Short task:
Which lines in the records below contain the word "this"? Copy each of them.

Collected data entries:
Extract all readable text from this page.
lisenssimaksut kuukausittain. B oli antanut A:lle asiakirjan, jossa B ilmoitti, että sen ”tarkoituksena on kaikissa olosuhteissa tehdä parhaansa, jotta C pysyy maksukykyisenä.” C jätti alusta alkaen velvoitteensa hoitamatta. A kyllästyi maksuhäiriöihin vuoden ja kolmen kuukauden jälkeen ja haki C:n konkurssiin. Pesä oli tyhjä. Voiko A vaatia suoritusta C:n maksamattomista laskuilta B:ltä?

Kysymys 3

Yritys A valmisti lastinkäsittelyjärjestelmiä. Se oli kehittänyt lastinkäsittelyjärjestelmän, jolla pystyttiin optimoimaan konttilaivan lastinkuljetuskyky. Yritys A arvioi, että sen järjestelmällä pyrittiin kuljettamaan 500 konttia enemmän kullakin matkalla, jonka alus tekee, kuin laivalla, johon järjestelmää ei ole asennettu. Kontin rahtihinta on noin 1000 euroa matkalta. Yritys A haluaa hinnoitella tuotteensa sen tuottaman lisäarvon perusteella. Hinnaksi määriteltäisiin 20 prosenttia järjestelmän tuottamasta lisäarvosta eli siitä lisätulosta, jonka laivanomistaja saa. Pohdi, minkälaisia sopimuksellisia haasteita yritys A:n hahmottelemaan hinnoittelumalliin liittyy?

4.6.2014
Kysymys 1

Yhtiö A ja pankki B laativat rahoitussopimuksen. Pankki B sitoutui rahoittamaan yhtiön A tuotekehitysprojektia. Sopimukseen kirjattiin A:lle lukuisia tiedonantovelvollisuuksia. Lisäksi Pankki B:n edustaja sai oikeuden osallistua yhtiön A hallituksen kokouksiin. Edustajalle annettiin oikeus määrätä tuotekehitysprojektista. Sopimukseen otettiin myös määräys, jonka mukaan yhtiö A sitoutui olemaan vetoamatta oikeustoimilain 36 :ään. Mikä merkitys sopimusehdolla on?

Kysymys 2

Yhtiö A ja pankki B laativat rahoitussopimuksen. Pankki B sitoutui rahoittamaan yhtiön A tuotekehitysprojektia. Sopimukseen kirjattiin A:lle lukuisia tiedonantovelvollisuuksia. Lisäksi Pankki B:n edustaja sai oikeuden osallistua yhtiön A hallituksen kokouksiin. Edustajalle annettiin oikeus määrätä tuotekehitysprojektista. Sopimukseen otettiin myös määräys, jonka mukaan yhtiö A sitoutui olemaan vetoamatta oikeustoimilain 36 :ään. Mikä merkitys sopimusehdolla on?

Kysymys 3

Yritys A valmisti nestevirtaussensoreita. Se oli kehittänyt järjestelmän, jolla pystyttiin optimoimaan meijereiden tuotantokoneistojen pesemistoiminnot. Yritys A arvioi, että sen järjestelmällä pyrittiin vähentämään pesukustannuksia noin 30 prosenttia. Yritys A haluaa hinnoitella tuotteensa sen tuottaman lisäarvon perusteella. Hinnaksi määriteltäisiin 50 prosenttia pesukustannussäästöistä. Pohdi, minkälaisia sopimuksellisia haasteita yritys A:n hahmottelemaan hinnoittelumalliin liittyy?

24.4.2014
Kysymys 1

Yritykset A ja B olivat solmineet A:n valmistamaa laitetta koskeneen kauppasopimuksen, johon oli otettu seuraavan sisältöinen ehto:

==

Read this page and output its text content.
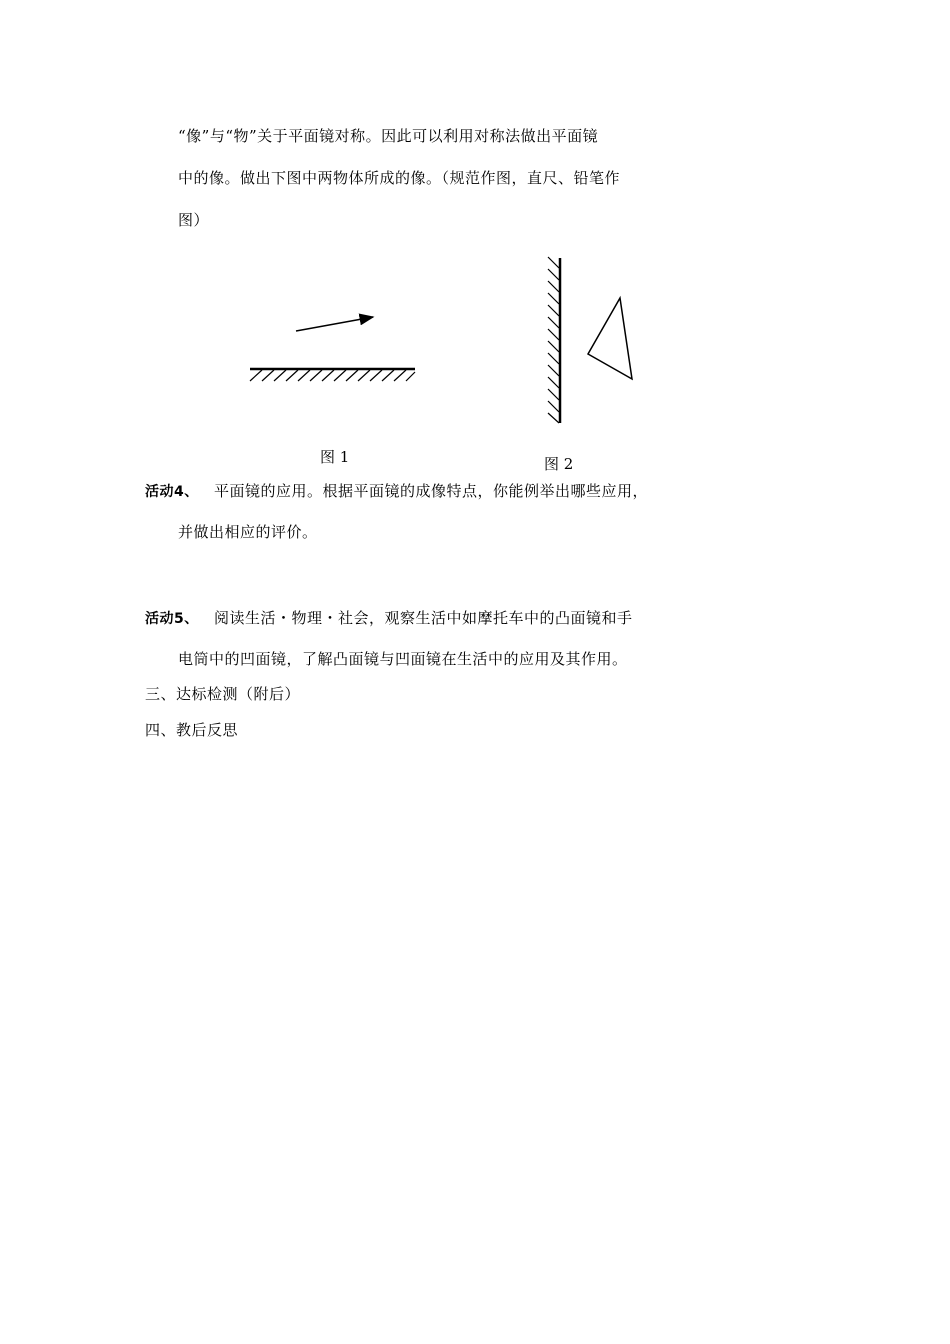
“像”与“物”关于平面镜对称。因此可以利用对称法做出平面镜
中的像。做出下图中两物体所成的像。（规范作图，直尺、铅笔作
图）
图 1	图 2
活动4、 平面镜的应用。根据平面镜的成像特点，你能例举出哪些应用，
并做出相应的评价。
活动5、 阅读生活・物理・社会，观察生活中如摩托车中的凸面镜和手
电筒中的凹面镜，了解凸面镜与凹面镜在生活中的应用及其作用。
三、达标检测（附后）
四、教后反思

---

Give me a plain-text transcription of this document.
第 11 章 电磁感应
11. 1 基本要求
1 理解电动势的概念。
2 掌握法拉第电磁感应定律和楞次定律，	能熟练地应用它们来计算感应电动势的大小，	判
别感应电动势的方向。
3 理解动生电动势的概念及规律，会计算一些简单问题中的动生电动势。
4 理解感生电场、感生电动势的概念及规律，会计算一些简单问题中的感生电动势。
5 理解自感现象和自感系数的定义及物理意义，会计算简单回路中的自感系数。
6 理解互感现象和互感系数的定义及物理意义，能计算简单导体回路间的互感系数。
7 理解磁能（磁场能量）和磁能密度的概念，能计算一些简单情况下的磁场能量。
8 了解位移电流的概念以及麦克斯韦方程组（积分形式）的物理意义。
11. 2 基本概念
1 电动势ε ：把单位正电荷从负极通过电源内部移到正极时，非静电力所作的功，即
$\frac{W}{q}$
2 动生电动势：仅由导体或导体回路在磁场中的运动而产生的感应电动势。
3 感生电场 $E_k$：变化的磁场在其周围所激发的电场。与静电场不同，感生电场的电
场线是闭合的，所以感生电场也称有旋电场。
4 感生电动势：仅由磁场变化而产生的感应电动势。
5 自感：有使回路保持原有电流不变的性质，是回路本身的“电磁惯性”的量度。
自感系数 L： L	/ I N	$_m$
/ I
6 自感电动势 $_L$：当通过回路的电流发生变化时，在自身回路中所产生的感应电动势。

Reply:
Extract all readable text from this page.
Read this page and output its text content.
Give me a plain-text transcription of this document.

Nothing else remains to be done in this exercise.